Text to read:
********************

Thankfully, not everyone in the space bets their reproductive organs. In fact, sometimes it just comes down to a t-shirt and bragging rights. Felix Weis isn’t some bitcoin core believing noob. He’s a well-regarded software engineer, researcher, and developer with a deep knowledge of computer science and cryptography. He’s also a world traveler who once trekked all over the globe for a year and a half, famously documenting his use of bitcoin in the process. He’s regularly tapped to explain ongoings and developments in the bitcoin core world. No slouch, he.
Good sport and man of his word, Felix Weis (left)
He’s also an advocate for scaling the bitcoin core network using such layers as the Lightning Network. In theory, smaller transactions happen in sidechains instead of on the main Bitcoin blockchain. Those transacting with one another would settle at an agreed time. Side chains as such would be governed by nodes, and fees might encourage more nodes to be run, in theory resulting in more decentralization. Faster times, lower fees, less congestion are its promises.

********************

Data items
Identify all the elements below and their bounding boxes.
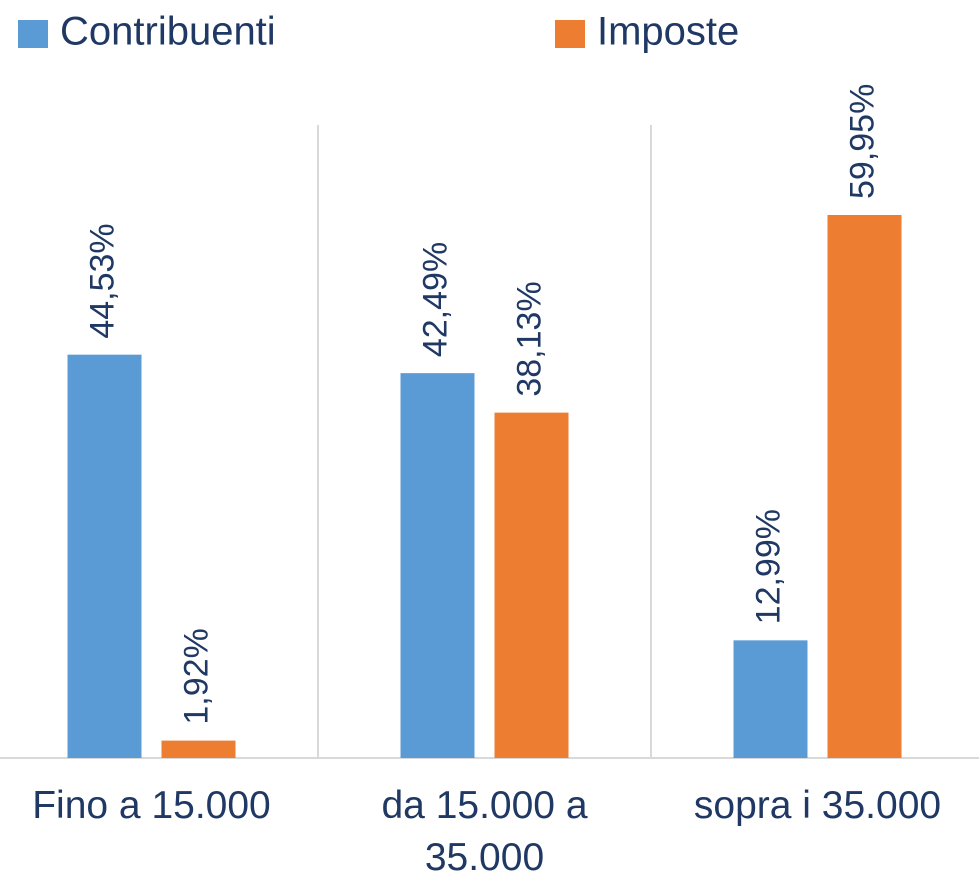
value-label: 59,95% xyxy=(843,84,881,199)
legend-swatch xyxy=(18,20,48,48)
value-label: 42,49% xyxy=(416,242,454,357)
x-tick-label: da 15.000 a 35.000 xyxy=(381,784,588,879)
value-label: 38,13% xyxy=(510,281,548,396)
value-label: 12,99% xyxy=(749,509,787,624)
bar xyxy=(733,640,808,758)
bar xyxy=(161,740,236,758)
legend-label: Contribuenti xyxy=(60,10,276,54)
bar xyxy=(494,412,569,758)
x-tick-label: Fino a 15.000 xyxy=(32,784,271,827)
bar xyxy=(67,354,142,758)
value-label: 44,53% xyxy=(83,223,121,338)
legend-swatch xyxy=(555,20,585,48)
bar xyxy=(400,373,475,758)
value-label: 1,92% xyxy=(177,628,215,724)
bar xyxy=(827,215,902,758)
legend-label: Imposte xyxy=(597,10,739,54)
x-tick-label: sopra i 35.000 xyxy=(693,784,942,827)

********************

Tasks to carry out:
(a) Please decide whether each statement agrees with the Felix Weis passage: (i) Felix Weis once trekked all over the globe for a year and a half; (ii) smaller transactions would in theory happen on the main Bitcoin blockchain; (iii) side chains would be governed by miners. Answer yes or no for each, quoting the deciding words.
(b) Reproduce the Felix Weis passage between "Thankfully, not everyone" and "Felix Weis (left)", inclusive.

Answers for the exercise:
(a)
(i) Yes: "once trekked all over the globe for a year and a half"
(ii) No: "In theory, smaller transactions happen in sidechains instead of on the main Bitcoin blockchain."
(iii) No: "Side chains as such would be governed by nodes"

(b)
Thankfully, not everyone in the space bets their reproductive organs. In fact, sometimes it just comes down to a t-shirt and bragging rights. Felix Weis isn’t some bitcoin core believing noob. He’s a well-regarded software engineer, researcher, and developer with a deep knowledge of computer science and cryptography. He’s also a world traveler who once trekked all over the globe for a year and a half, famously documenting his use of bitcoin in the process. He’s regularly tapped to explain ongoings and developments in the bitcoin core world. No slouch, he.
Good sport and man of his word, Felix Weis (left)